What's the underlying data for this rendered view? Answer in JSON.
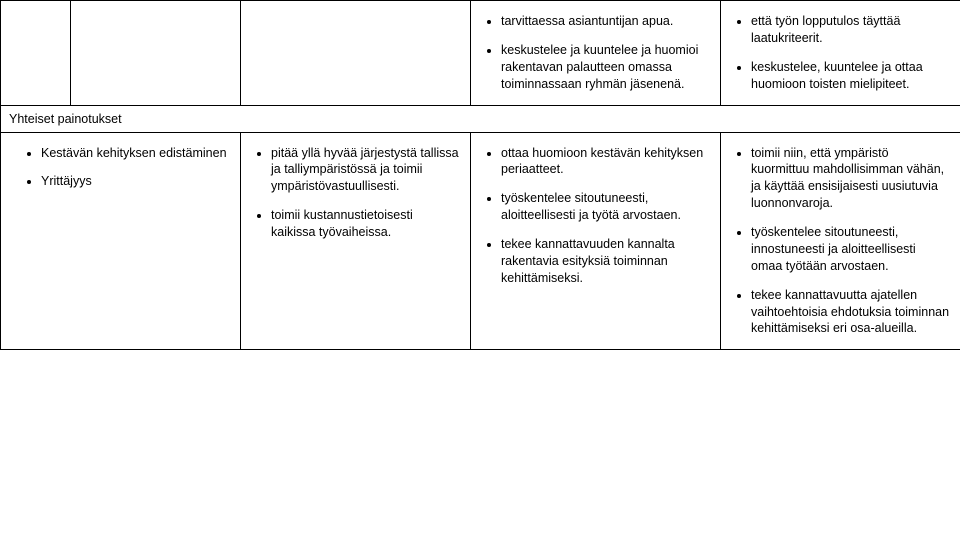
{
  "top": {
    "c1_items": [
      "tarvittaessa asiantuntijan apua.",
      "keskustelee ja kuuntelee ja huomioi rakentavan palautteen omassa toiminnassaan ryhmän jäsenenä."
    ],
    "c2_items": [
      "että työn lopputulos täyttää laatukriteerit.",
      "keskustelee, kuuntelee ja ottaa huomioon toisten mielipiteet."
    ]
  },
  "section_title": "Yhteiset painotukset",
  "bottom": {
    "left_items": [
      "Kestävän kehityksen edistäminen",
      "Yrittäjyys"
    ],
    "col_c_items": [
      "pitää yllä hyvää järjestystä tallissa ja talliympäristössä ja toimii ympäristövastuullisesti.",
      "toimii kustannustietoisesti kaikissa työvaiheissa."
    ],
    "col_d_items": [
      "ottaa huomioon kestävän kehityksen periaatteet.",
      "työskentelee sitoutuneesti, aloitteellisesti ja työtä arvostaen.",
      "tekee kannattavuuden kannalta rakentavia esityksiä toiminnan kehittämiseksi."
    ],
    "col_e_items": [
      "toimii niin, että ympäristö kuormittuu mahdollisimman vähän, ja käyttää ensisijaisesti uusiutuvia luonnonvaroja.",
      "työskentelee sitoutuneesti, innostuneesti ja aloitteellisesti omaa työtään arvostaen.",
      "tekee kannattavuutta ajatellen vaihtoehtoisia ehdotuksia toiminnan kehittämiseksi eri osa-alueilla."
    ]
  }
}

• _Brief_: Write out every line of the data that holds the word "arvostaen".

• _Exercise output_:
      "työskentelee sitoutuneesti, aloitteellisesti ja työtä arvostaen.",
      "työskentelee sitoutuneesti, innostuneesti ja aloitteellisesti omaa työtään arvostaen.",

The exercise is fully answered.